━━━━━ DATA PROVIDED ━━━━━
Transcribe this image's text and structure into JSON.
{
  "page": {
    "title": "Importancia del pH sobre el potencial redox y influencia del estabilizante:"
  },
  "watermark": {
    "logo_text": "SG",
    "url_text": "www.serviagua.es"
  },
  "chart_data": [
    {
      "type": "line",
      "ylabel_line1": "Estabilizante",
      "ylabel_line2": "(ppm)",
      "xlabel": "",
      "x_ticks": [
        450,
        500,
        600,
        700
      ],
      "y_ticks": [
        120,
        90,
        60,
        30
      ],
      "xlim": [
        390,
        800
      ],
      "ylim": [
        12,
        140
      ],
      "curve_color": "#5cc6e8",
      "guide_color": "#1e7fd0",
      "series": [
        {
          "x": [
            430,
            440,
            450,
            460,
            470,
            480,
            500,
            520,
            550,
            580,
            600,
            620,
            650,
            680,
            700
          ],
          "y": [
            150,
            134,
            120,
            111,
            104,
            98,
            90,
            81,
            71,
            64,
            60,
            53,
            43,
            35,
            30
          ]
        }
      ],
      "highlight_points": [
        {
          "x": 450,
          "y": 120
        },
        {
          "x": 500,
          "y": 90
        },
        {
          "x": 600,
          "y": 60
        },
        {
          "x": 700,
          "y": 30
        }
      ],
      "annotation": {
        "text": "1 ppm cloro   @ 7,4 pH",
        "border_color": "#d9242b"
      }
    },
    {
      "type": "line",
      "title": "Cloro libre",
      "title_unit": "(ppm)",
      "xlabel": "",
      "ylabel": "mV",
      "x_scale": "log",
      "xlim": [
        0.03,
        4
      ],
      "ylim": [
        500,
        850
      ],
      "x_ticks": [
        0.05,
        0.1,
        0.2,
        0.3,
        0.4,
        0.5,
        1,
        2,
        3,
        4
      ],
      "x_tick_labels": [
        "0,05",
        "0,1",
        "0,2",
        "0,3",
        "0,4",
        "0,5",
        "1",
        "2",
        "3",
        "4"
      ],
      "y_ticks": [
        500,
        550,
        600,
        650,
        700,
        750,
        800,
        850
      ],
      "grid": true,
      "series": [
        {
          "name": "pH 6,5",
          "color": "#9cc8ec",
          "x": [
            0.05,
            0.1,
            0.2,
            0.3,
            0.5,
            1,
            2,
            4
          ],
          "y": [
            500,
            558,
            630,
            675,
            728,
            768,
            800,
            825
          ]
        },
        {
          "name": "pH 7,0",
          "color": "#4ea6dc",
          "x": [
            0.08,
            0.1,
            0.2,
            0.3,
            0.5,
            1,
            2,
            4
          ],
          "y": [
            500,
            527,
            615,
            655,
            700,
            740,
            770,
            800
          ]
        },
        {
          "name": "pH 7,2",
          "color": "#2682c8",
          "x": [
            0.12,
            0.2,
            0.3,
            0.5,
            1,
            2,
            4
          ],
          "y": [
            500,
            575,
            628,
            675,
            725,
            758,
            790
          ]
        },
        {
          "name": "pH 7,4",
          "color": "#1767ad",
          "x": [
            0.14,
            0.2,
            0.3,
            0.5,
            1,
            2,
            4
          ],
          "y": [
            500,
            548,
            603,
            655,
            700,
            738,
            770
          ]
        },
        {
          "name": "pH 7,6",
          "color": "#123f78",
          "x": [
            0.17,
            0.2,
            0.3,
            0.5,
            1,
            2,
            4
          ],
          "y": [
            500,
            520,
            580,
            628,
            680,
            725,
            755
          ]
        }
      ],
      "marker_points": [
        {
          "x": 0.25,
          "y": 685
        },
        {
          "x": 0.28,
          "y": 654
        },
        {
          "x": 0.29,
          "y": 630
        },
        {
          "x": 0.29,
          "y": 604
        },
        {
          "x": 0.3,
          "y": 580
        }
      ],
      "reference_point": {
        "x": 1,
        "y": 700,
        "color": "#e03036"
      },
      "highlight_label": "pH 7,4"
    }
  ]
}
━━━━━
INSTRUCTIONS TO FOLLOW: Copy the records above exactly as they appear.

FINAL RESULT:
Transcribe this image's text and structure into JSON.
{
  "page": {
    "title": "Importancia del pH sobre el potencial redox y influencia del estabilizante:"
  },
  "watermark": {
    "logo_text": "SG",
    "url_text": "www.serviagua.es"
  },
  "chart_data": [
    {
      "type": "line",
      "ylabel_line1": "Estabilizante",
      "ylabel_line2": "(ppm)",
      "xlabel": "",
      "x_ticks": [
        450,
        500,
        600,
        700
      ],
      "y_ticks": [
        120,
        90,
        60,
        30
      ],
      "xlim": [
        390,
        800
      ],
      "ylim": [
        12,
        140
      ],
      "curve_color": "#5cc6e8",
      "guide_color": "#1e7fd0",
      "series": [
        {
          "x": [
            430,
            440,
            450,
            460,
            470,
            480,
            500,
            520,
            550,
            580,
            600,
            620,
            650,
            680,
            700
          ],
          "y": [
            150,
            134,
            120,
            111,
            104,
            98,
            90,
            81,
            71,
            64,
            60,
            53,
            43,
            35,
            30
          ]
        }
      ],
      "highlight_points": [
        {
          "x": 450,
          "y": 120
        },
        {
          "x": 500,
          "y": 90
        },
        {
          "x": 600,
          "y": 60
        },
        {
          "x": 700,
          "y": 30
        }
      ],
      "annotation": {
        "text": "1 ppm cloro   @ 7,4 pH",
        "border_color": "#d9242b"
      }
    },
    {
      "type": "line",
      "title": "Cloro libre",
      "title_unit": "(ppm)",
      "xlabel": "",
      "ylabel": "mV",
      "x_scale": "log",
      "xlim": [
        0.03,
        4
      ],
      "ylim": [
        500,
        850
      ],
      "x_ticks": [
        0.05,
        0.1,
        0.2,
        0.3,
        0.4,
        0.5,
        1,
        2,
        3,
        4
      ],
      "x_tick_labels": [
        "0,05",
        "0,1",
        "0,2",
        "0,3",
        "0,4",
        "0,5",
        "1",
        "2",
        "3",
        "4"
      ],
      "y_ticks": [
        500,
        550,
        600,
        650,
        700,
        750,
        800,
        850
      ],
      "grid": true,
      "series": [
        {
          "name": "pH 6,5",
          "color": "#9cc8ec",
          "x": [
            0.05,
            0.1,
            0.2,
            0.3,
            0.5,
            1,
            2,
            4
          ],
          "y": [
            500,
            558,
            630,
            675,
            728,
            768,
            800,
            825
          ]
        },
        {
          "name": "pH 7,0",
          "color": "#4ea6dc",
          "x": [
            0.08,
            0.1,
            0.2,
            0.3,
            0.5,
            1,
            2,
            4
          ],
          "y": [
            500,
            527,
            615,
            655,
            700,
            740,
            770,
            800
          ]
        },
        {
          "name": "pH 7,2",
          "color": "#2682c8",
          "x": [
            0.12,
            0.2,
            0.3,
            0.5,
            1,
            2,
            4
          ],
          "y": [
            500,
            575,
            628,
            675,
            725,
            758,
            790
          ]
        },
        {
          "name": "pH 7,4",
          "color": "#1767ad",
          "x": [
            0.14,
            0.2,
            0.3,
            0.5,
            1,
            2,
            4
          ],
          "y": [
            500,
            548,
            603,
            655,
            700,
            738,
            770
          ]
        },
        {
          "name": "pH 7,6",
          "color": "#123f78",
          "x": [
            0.17,
            0.2,
            0.3,
            0.5,
            1,
            2,
            4
          ],
          "y": [
            500,
            520,
            580,
            628,
            680,
            725,
            755
          ]
        }
      ],
      "marker_points": [
        {
          "x": 0.25,
          "y": 685
        },
        {
          "x": 0.28,
          "y": 654
        },
        {
          "x": 0.29,
          "y": 630
        },
        {
          "x": 0.29,
          "y": 604
        },
        {
          "x": 0.3,
          "y": 580
        }
      ],
      "reference_point": {
        "x": 1,
        "y": 700,
        "color": "#e03036"
      },
      "highlight_label": "pH 7,4"
    }
  ]
}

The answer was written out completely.